Print out the entries below with no edits.

____

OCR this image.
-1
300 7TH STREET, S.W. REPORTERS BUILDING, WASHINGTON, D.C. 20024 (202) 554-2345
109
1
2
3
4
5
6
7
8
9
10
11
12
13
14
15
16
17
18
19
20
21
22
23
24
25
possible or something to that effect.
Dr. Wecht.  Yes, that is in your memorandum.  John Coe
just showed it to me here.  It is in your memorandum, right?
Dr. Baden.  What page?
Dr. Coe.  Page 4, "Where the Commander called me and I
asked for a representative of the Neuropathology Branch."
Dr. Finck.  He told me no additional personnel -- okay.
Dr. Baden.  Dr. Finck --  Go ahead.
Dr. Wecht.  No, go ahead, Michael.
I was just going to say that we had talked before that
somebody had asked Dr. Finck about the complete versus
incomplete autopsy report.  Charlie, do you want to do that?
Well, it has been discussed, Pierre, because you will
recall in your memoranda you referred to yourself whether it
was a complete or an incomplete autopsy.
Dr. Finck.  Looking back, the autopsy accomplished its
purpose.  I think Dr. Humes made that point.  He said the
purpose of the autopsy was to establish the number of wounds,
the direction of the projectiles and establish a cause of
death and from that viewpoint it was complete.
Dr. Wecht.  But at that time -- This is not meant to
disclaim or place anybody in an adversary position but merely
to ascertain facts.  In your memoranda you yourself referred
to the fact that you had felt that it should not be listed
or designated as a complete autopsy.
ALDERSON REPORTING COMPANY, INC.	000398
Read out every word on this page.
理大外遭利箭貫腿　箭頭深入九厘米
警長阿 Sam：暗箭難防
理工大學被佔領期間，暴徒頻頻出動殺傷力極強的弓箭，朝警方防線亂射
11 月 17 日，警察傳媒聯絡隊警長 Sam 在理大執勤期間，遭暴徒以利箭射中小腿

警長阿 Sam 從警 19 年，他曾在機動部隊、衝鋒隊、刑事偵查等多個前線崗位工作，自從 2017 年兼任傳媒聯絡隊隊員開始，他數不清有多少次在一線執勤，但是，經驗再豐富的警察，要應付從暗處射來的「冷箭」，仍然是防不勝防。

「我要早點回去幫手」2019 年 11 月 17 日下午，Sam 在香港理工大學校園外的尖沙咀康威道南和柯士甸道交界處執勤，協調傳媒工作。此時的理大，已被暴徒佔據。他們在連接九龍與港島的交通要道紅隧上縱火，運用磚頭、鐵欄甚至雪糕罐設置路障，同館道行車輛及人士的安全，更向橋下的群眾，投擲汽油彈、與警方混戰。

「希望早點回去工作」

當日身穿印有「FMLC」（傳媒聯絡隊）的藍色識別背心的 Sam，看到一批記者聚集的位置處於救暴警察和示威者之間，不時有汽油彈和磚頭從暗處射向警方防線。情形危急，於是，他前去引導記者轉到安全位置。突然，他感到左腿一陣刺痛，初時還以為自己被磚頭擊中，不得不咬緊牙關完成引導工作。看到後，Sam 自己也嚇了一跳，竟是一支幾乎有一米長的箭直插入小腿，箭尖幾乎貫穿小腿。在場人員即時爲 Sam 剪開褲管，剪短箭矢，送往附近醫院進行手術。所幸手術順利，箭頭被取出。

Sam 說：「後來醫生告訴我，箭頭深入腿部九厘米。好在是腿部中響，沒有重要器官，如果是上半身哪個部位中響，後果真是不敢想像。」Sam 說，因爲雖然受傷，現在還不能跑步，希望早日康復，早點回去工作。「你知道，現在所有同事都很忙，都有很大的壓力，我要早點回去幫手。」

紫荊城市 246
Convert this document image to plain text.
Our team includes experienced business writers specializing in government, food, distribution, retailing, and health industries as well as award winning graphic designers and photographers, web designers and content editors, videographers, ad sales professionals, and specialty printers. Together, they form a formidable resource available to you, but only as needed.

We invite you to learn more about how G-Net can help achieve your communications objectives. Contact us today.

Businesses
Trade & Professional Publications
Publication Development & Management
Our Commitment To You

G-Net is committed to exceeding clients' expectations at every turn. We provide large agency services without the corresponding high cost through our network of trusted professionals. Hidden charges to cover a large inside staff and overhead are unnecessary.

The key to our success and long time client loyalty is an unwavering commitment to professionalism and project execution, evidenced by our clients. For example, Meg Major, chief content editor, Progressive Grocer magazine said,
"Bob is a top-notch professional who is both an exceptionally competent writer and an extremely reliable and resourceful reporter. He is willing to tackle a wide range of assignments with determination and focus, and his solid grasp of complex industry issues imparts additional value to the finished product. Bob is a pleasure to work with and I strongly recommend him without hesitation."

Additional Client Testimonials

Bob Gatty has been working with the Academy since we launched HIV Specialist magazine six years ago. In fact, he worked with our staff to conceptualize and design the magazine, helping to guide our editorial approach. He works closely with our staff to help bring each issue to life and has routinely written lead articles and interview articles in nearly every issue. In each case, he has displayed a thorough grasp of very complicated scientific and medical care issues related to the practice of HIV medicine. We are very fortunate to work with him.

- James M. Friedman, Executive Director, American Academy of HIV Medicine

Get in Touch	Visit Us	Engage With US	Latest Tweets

____

**Exercise answer**
OCR this image.
-1
300 7TH STREET, S.W. REPORTERS BUILDING, WASHINGTON, D.C. 20024 (202) 554-2345
109
1
2
3
4
5
6
7
8
9
10
11
12
13
14
15
16
17
18
19
20
21
22
23
24
25
possible or something to that effect.
Dr. Wecht.  Yes, that is in your memorandum.  John Coe
just showed it to me here.  It is in your memorandum, right?
Dr. Baden.  What page?
Dr. Coe.  Page 4, "Where the Commander called me and I
asked for a representative of the Neuropathology Branch."
Dr. Finck.  He told me no additional personnel -- okay.
Dr. Baden.  Dr. Finck --  Go ahead.
Dr. Wecht.  No, go ahead, Michael.
I was just going to say that we had talked before that
somebody had asked Dr. Finck about the complete versus
incomplete autopsy report.  Charlie, do you want to do that?
Well, it has been discussed, Pierre, because you will
recall in your memoranda you referred to yourself whether it
was a complete or an incomplete autopsy.
Dr. Finck.  Looking back, the autopsy accomplished its
purpose.  I think Dr. Humes made that point.  He said the
purpose of the autopsy was to establish the number of wounds,
the direction of the projectiles and establish a cause of
death and from that viewpoint it was complete.
Dr. Wecht.  But at that time -- This is not meant to
disclaim or place anybody in an adversary position but merely
to ascertain facts.  In your memoranda you yourself referred
to the fact that you had felt that it should not be listed
or designated as a complete autopsy.
ALDERSON REPORTING COMPANY, INC.	000398
Read out every word on this page.
理大外遭利箭貫腿　箭頭深入九厘米
警長阿 Sam：暗箭難防
理工大學被佔領期間，暴徒頻頻出動殺傷力極強的弓箭，朝警方防線亂射
11 月 17 日，警察傳媒聯絡隊警長 Sam 在理大執勤期間，遭暴徒以利箭射中小腿

警長阿 Sam 從警 19 年，他曾在機動部隊、衝鋒隊、刑事偵查等多個前線崗位工作，自從 2017 年兼任傳媒聯絡隊隊員開始，他數不清有多少次在一線執勤，但是，經驗再豐富的警察，要應付從暗處射來的「冷箭」，仍然是防不勝防。

「我要早點回去幫手」2019 年 11 月 17 日下午，Sam 在香港理工大學校園外的尖沙咀康威道南和柯士甸道交界處執勤，協調傳媒工作。此時的理大，已被暴徒佔據。他們在連接九龍與港島的交通要道紅隧上縱火，運用磚頭、鐵欄甚至雪糕罐設置路障，同館道行車輛及人士的安全，更向橋下的群眾，投擲汽油彈、與警方混戰。

「希望早點回去工作」

當日身穿印有「FMLC」（傳媒聯絡隊）的藍色識別背心的 Sam，看到一批記者聚集的位置處於救暴警察和示威者之間，不時有汽油彈和磚頭從暗處射向警方防線。情形危急，於是，他前去引導記者轉到安全位置。突然，他感到左腿一陣刺痛，初時還以為自己被磚頭擊中，不得不咬緊牙關完成引導工作。看到後，Sam 自己也嚇了一跳，竟是一支幾乎有一米長的箭直插入小腿，箭尖幾乎貫穿小腿。在場人員即時爲 Sam 剪開褲管，剪短箭矢，送往附近醫院進行手術。所幸手術順利，箭頭被取出。

Sam 說：「後來醫生告訴我，箭頭深入腿部九厘米。好在是腿部中響，沒有重要器官，如果是上半身哪個部位中響，後果真是不敢想像。」Sam 說，因爲雖然受傷，現在還不能跑步，希望早日康復，早點回去工作。「你知道，現在所有同事都很忙，都有很大的壓力，我要早點回去幫手。」

紫荊城市 246
Convert this document image to plain text.
Our team includes experienced business writers specializing in government, food, distribution, retailing, and health industries as well as award winning graphic designers and photographers, web designers and content editors, videographers, ad sales professionals, and specialty printers. Together, they form a formidable resource available to you, but only as needed.

We invite you to learn more about how G-Net can help achieve your communications objectives. Contact us today.

Businesses
Trade & Professional Publications
Publication Development & Management
Our Commitment To You

G-Net is committed to exceeding clients' expectations at every turn. We provide large agency services without the corresponding high cost through our network of trusted professionals. Hidden charges to cover a large inside staff and overhead are unnecessary.

The key to our success and long time client loyalty is an unwavering commitment to professionalism and project execution, evidenced by our clients. For example, Meg Major, chief content editor, Progressive Grocer magazine said,
"Bob is a top-notch professional who is both an exceptionally competent writer and an extremely reliable and resourceful reporter. He is willing to tackle a wide range of assignments with determination and focus, and his solid grasp of complex industry issues imparts additional value to the finished product. Bob is a pleasure to work with and I strongly recommend him without hesitation."

Additional Client Testimonials

Bob Gatty has been working with the Academy since we launched HIV Specialist magazine six years ago. In fact, he worked with our staff to conceptualize and design the magazine, helping to guide our editorial approach. He works closely with our staff to help bring each issue to life and has routinely written lead articles and interview articles in nearly every issue. In each case, he has displayed a thorough grasp of very complicated scientific and medical care issues related to the practice of HIV medicine. We are very fortunate to work with him.

- James M. Friedman, Executive Director, American Academy of HIV Medicine

Get in Touch	Visit Us	Engage With US	Latest Tweets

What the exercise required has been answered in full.